**Stated task:** Return the material word for word. Do not include pictures.
>> Begin Data rows
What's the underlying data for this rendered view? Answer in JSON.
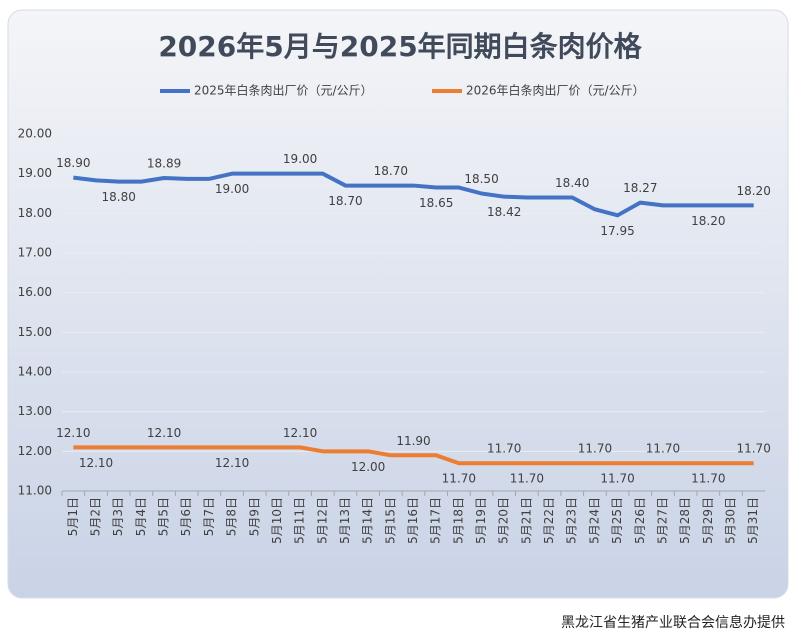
{
  "chart_data": {
    "type": "line",
    "title": "2026年5月与2025年同期白条肉价格",
    "categories": [
      "5月1日",
      "5月2日",
      "5月3日",
      "5月4日",
      "5月5日",
      "5月6日",
      "5月7日",
      "5月8日",
      "5月9日",
      "5月10日",
      "5月11日",
      "5月12日",
      "5月13日",
      "5月14日",
      "5月15日",
      "5月16日",
      "5月17日",
      "5月18日",
      "5月19日",
      "5月20日",
      "5月21日",
      "5月22日",
      "5月23日",
      "5月24日",
      "5月25日",
      "5月26日",
      "5月27日",
      "5月28日",
      "5月29日",
      "5月30日",
      "5月31日"
    ],
    "series": [
      {
        "name": "2025年白条肉出厂价（元/公斤）",
        "color": "#4472c4",
        "values": [
          18.9,
          18.83,
          18.8,
          18.8,
          18.89,
          18.87,
          18.87,
          19.0,
          19.0,
          19.0,
          19.0,
          19.0,
          18.7,
          18.7,
          18.7,
          18.7,
          18.65,
          18.65,
          18.5,
          18.42,
          18.4,
          18.4,
          18.4,
          18.1,
          17.95,
          18.27,
          18.2,
          18.2,
          18.2,
          18.2,
          18.2
        ],
        "value_labels": [
          "18.90",
          null,
          "18.80",
          null,
          "18.89",
          null,
          null,
          "19.00",
          null,
          null,
          "19.00",
          null,
          "18.70",
          null,
          "18.70",
          null,
          "18.65",
          null,
          "18.50",
          "18.42",
          null,
          null,
          "18.40",
          null,
          "17.95",
          "18.27",
          null,
          null,
          "18.20",
          null,
          "18.20"
        ]
      },
      {
        "name": "2026年白条肉出厂价（元/公斤）",
        "color": "#ed7d31",
        "values": [
          12.1,
          12.1,
          12.1,
          12.1,
          12.1,
          12.1,
          12.1,
          12.1,
          12.1,
          12.1,
          12.1,
          12.0,
          12.0,
          12.0,
          11.9,
          11.9,
          11.9,
          11.7,
          11.7,
          11.7,
          11.7,
          11.7,
          11.7,
          11.7,
          11.7,
          11.7,
          11.7,
          11.7,
          11.7,
          11.7,
          11.7
        ],
        "value_labels": [
          "12.10",
          "12.10",
          null,
          null,
          "12.10",
          null,
          null,
          "12.10",
          null,
          null,
          "12.10",
          null,
          null,
          "12.00",
          null,
          "11.90",
          null,
          "11.70",
          null,
          "11.70",
          "11.70",
          null,
          null,
          "11.70",
          "11.70",
          null,
          "11.70",
          null,
          "11.70",
          null,
          "11.70"
        ]
      }
    ],
    "ylim": [
      11,
      20
    ],
    "yticks": [
      {
        "value": 11,
        "label": "11.00"
      },
      {
        "value": 12,
        "label": "12.00"
      },
      {
        "value": 13,
        "label": "13.00"
      },
      {
        "value": 14,
        "label": "14.00"
      },
      {
        "value": 15,
        "label": "15.00"
      },
      {
        "value": 16,
        "label": "16.00"
      },
      {
        "value": 17,
        "label": "17.00"
      },
      {
        "value": 18,
        "label": "18.00"
      },
      {
        "value": 19,
        "label": "19.00"
      },
      {
        "value": 20,
        "label": "20.00"
      }
    ],
    "grid": true,
    "legend": "top",
    "source": "黑龙江省生猪产业联合会信息办提供"
  }
}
>> End Data rows
**Exercise answer:**
What's the underlying data for this rendered view? Answer in JSON.
{
  "chart_data": {
    "type": "line",
    "title": "2026年5月与2025年同期白条肉价格",
    "categories": [
      "5月1日",
      "5月2日",
      "5月3日",
      "5月4日",
      "5月5日",
      "5月6日",
      "5月7日",
      "5月8日",
      "5月9日",
      "5月10日",
      "5月11日",
      "5月12日",
      "5月13日",
      "5月14日",
      "5月15日",
      "5月16日",
      "5月17日",
      "5月18日",
      "5月19日",
      "5月20日",
      "5月21日",
      "5月22日",
      "5月23日",
      "5月24日",
      "5月25日",
      "5月26日",
      "5月27日",
      "5月28日",
      "5月29日",
      "5月30日",
      "5月31日"
    ],
    "series": [
      {
        "name": "2025年白条肉出厂价（元/公斤）",
        "color": "#4472c4",
        "values": [
          18.9,
          18.83,
          18.8,
          18.8,
          18.89,
          18.87,
          18.87,
          19.0,
          19.0,
          19.0,
          19.0,
          19.0,
          18.7,
          18.7,
          18.7,
          18.7,
          18.65,
          18.65,
          18.5,
          18.42,
          18.4,
          18.4,
          18.4,
          18.1,
          17.95,
          18.27,
          18.2,
          18.2,
          18.2,
          18.2,
          18.2
        ],
        "value_labels": [
          "18.90",
          null,
          "18.80",
          null,
          "18.89",
          null,
          null,
          "19.00",
          null,
          null,
          "19.00",
          null,
          "18.70",
          null,
          "18.70",
          null,
          "18.65",
          null,
          "18.50",
          "18.42",
          null,
          null,
          "18.40",
          null,
          "17.95",
          "18.27",
          null,
          null,
          "18.20",
          null,
          "18.20"
        ]
      },
      {
        "name": "2026年白条肉出厂价（元/公斤）",
        "color": "#ed7d31",
        "values": [
          12.1,
          12.1,
          12.1,
          12.1,
          12.1,
          12.1,
          12.1,
          12.1,
          12.1,
          12.1,
          12.1,
          12.0,
          12.0,
          12.0,
          11.9,
          11.9,
          11.9,
          11.7,
          11.7,
          11.7,
          11.7,
          11.7,
          11.7,
          11.7,
          11.7,
          11.7,
          11.7,
          11.7,
          11.7,
          11.7,
          11.7
        ],
        "value_labels": [
          "12.10",
          "12.10",
          null,
          null,
          "12.10",
          null,
          null,
          "12.10",
          null,
          null,
          "12.10",
          null,
          null,
          "12.00",
          null,
          "11.90",
          null,
          "11.70",
          null,
          "11.70",
          "11.70",
          null,
          null,
          "11.70",
          "11.70",
          null,
          "11.70",
          null,
          "11.70",
          null,
          "11.70"
        ]
      }
    ],
    "ylim": [
      11,
      20
    ],
    "yticks": [
      {
        "value": 11,
        "label": "11.00"
      },
      {
        "value": 12,
        "label": "12.00"
      },
      {
        "value": 13,
        "label": "13.00"
      },
      {
        "value": 14,
        "label": "14.00"
      },
      {
        "value": 15,
        "label": "15.00"
      },
      {
        "value": 16,
        "label": "16.00"
      },
      {
        "value": 17,
        "label": "17.00"
      },
      {
        "value": 18,
        "label": "18.00"
      },
      {
        "value": 19,
        "label": "19.00"
      },
      {
        "value": 20,
        "label": "20.00"
      }
    ],
    "grid": true,
    "legend": "top",
    "source": "黑龙江省生猪产业联合会信息办提供"
  }
}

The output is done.